▸ TASKS TO PERFORM:
1. In the blog post below about Kosema Elementary, what time did the writer arrive at the school?
2. Reproduce the blog post below word for word, from "Overall, today was" to "time (Cleaning Time).".
--- BEGIN TEXT PASSAGE ---
Wednesday, April 14, 2010

Kosema: Take 2!

This was a great day! I LOVE Kosema Elementary. This school has their stuff together, and the English program is top notch. All of my English teachers so far clearly care about their students and teaching them good English, but this school clearly has made English instruction a priority from Grade One, and it's apparent not only in the confidence and skill the students show with oral communication, but also just the little English touches around the school. For example, the bathroom signs (boys bathroom/girls bathroom) are cheerfully written in both Japanese and English. This school basically said they didn't need me to do much of anything by way of lesson planning, though they appear so far to be open to my ideas (they got a kick out of my Jikoshoukai lesson). And I've already learned a bunch by watching how the teachers here work with their students, keep them having fun and at the same time learning. This is a great school! Sadly, I'm only there every other week, but they really don't need me that much I guess as their English program is going strong!

Overall, today was just a great day! Every one of the HRTs really knew how to work with me, how to demonstrate lessons effectively, and they are really fun people in general! They were genuinely thrilled that I could speak some Japanese (the last ALT didn't speak any it seems), and they seemed to appreciate my energy and “just jump in with the students” attitude. I got to Kosema at 8:18am (there's only one bus, and so when it gets there I get there, but that seems okay). I had classes ALL DAY (Yaaaaay! No boring free periods until the last one where I just hung out in the staff room, chatted and drank tea...wahoo!)! I also got to sit with an energetic group of fourth graders for lunch, played with another energetic group of fifth graders at recess, and cleaned the school with various students at “Souji” time (Cleaning Time).

I think our schools would dramatically benefit from having students take a more active role in the school's upkeep, ie: our own version of “Souji” time. If I was to start a Charter School, this would be one of the first things I'd implement. From the first grade, the children are sweeping and washing and taking care of their schools (with the help of the older kids and teachers). As a result, the schools here are pristine. Students go at cleaning with gusto, and while it can't be the favorite part of their day, they are solidly good at it and take pride in their work and their schools. Even at the Special Needs school, the kids were cleaning up and serving lunch, etc, to the best of their abilities. One of my Special Needs kids can't articulate beyond basic grunts (as far as I could tell), but he could and did help take away everyone's trays and put the dishes, etc, in their proper places after we were done eating. (in fact, he was a bit too energetic on this as he tried to bus my tray before I was done eating, LOL). This is not to say the Japanese school system is perfect. No school system is. But I think that we can each learn things from each other and both of our school systems would be improved for it.
--- END TEXT PASSAGE ---
--- BEGIN INFORMATION PROVIDED ---
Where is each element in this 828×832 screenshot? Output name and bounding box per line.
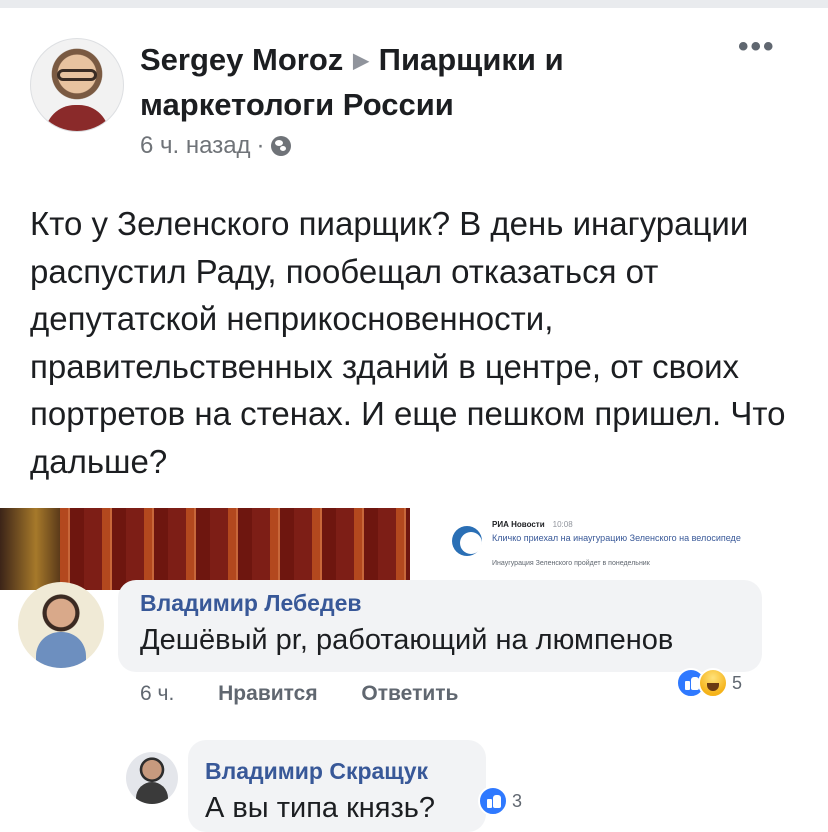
more-icon[interactable]: ••• [738, 30, 776, 64]
commenter-avatar[interactable] [126, 752, 178, 804]
commenter-avatar[interactable] [18, 582, 104, 668]
author-name-link[interactable]: Sergey Moroz [140, 42, 343, 77]
post-timestamp[interactable]: 6 ч. назад [140, 132, 251, 160]
avatar-glasses [57, 69, 97, 81]
preview-image-frame [0, 508, 60, 590]
globe-icon[interactable] [270, 136, 291, 156]
reply-button[interactable]: Ответить [361, 682, 458, 706]
avatar-body [136, 782, 168, 804]
avatar-body [36, 632, 86, 668]
post-meta: 6 ч. назад · [140, 132, 291, 160]
post-body-text: Кто у Зеленского пиарщик? В день инагура… [30, 205, 786, 480]
author-avatar[interactable] [30, 38, 124, 132]
haha-icon [698, 668, 728, 698]
comment-reactions[interactable]: 3 [478, 786, 522, 816]
link-preview[interactable]: РИА Новости 10:08 Кличко приехал на инауг… [0, 508, 828, 590]
ria-logo-icon [452, 526, 482, 556]
reaction-count: 5 [732, 672, 743, 693]
post-header: Sergey Moroz ▶ Пиарщики и маркетологи Росс… [140, 38, 700, 127]
comment-author[interactable]: Владимир Скращук [205, 758, 428, 785]
like-icon [478, 786, 508, 816]
news-subtitle: Инаугурация Зеленского пройдет в понедел… [492, 560, 650, 567]
top-divider [0, 0, 828, 8]
reaction-count: 3 [512, 790, 523, 811]
comment-time[interactable]: 6 ч. [140, 682, 174, 706]
comment-text: Дешёвый pr, работающий на люмпенов [140, 624, 674, 656]
news-source-name: РИА Новости [492, 520, 545, 529]
news-time: 10:08 [552, 520, 573, 529]
avatar-shirt [45, 105, 109, 131]
comment-reactions[interactable]: 5 [676, 666, 742, 700]
meta-separator: · [256, 132, 265, 159]
comment-author[interactable]: Владимир Лебедев [140, 590, 362, 617]
comment-actions: 6 ч. Нравится Ответить [140, 682, 458, 706]
news-headline[interactable]: Кличко приехал на инаугурацию Зеленского… [492, 532, 792, 545]
like-button[interactable]: Нравится [218, 682, 317, 706]
preview-image[interactable] [0, 508, 410, 590]
news-source: РИА Новости 10:08 [492, 520, 573, 529]
comment-text: А вы типа князь? [205, 792, 436, 824]
shared-to-arrow-icon: ▶ [353, 50, 369, 72]
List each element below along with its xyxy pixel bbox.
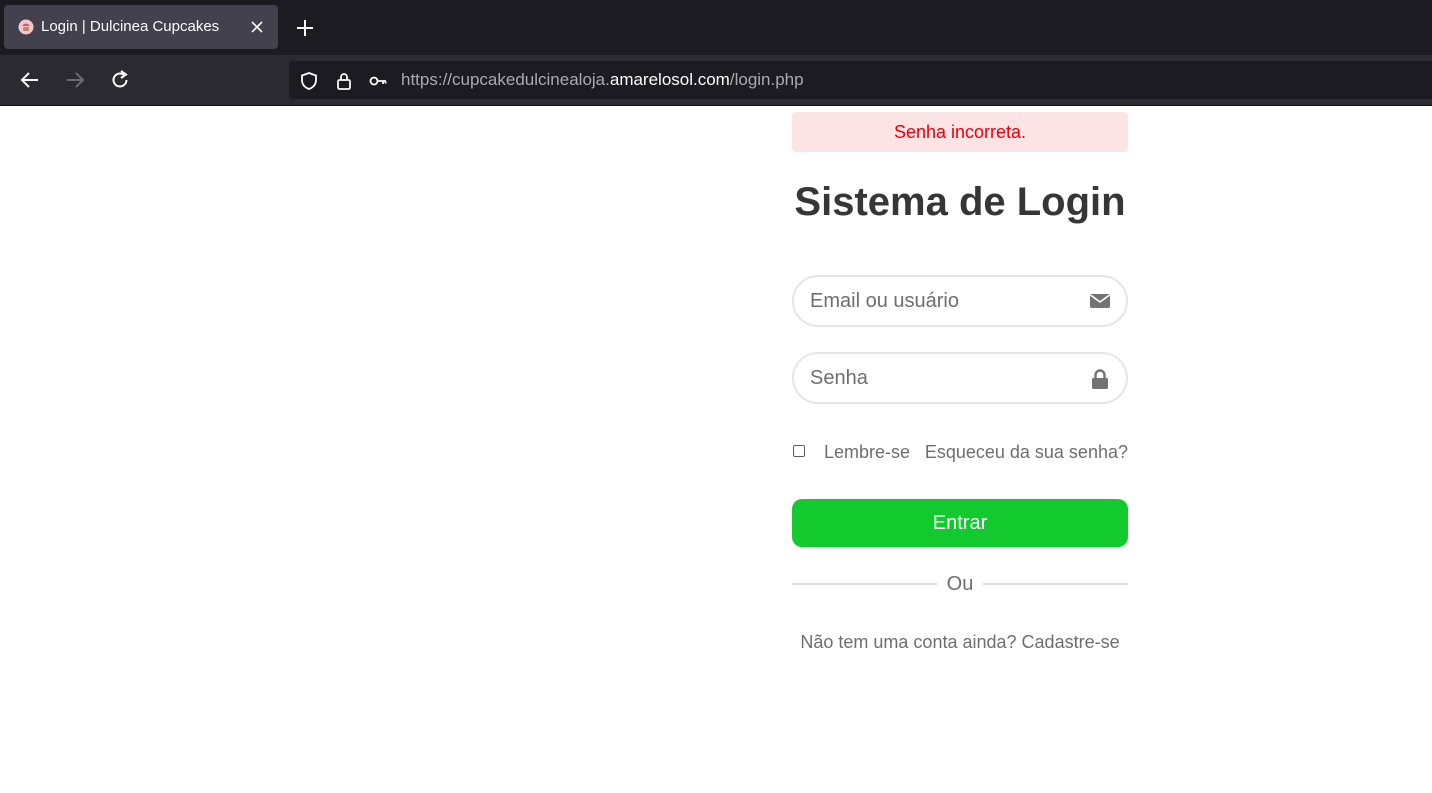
--- END INFORMATION PROVIDED ---
▸ ANSWERS GIVEN:
1. 8:18am

2.
Overall, today was just a great day! Every one of the HRTs really knew how to work with me, how to demonstrate lessons effectively, and they are really fun people in general! They were genuinely thrilled that I could speak some Japanese (the last ALT didn't speak any it seems), and they seemed to appreciate my energy and “just jump in with the students” attitude. I got to Kosema at 8:18am (there's only one bus, and so when it gets there I get there, but that seems okay). I had classes ALL DAY (Yaaaaay! No boring free periods until the last one where I just hung out in the staff room, chatted and drank tea...wahoo!)! I also got to sit with an energetic group of fourth graders for lunch, played with another energetic group of fifth graders at recess, and cleaned the school with various students at “Souji” time (Cleaning Time).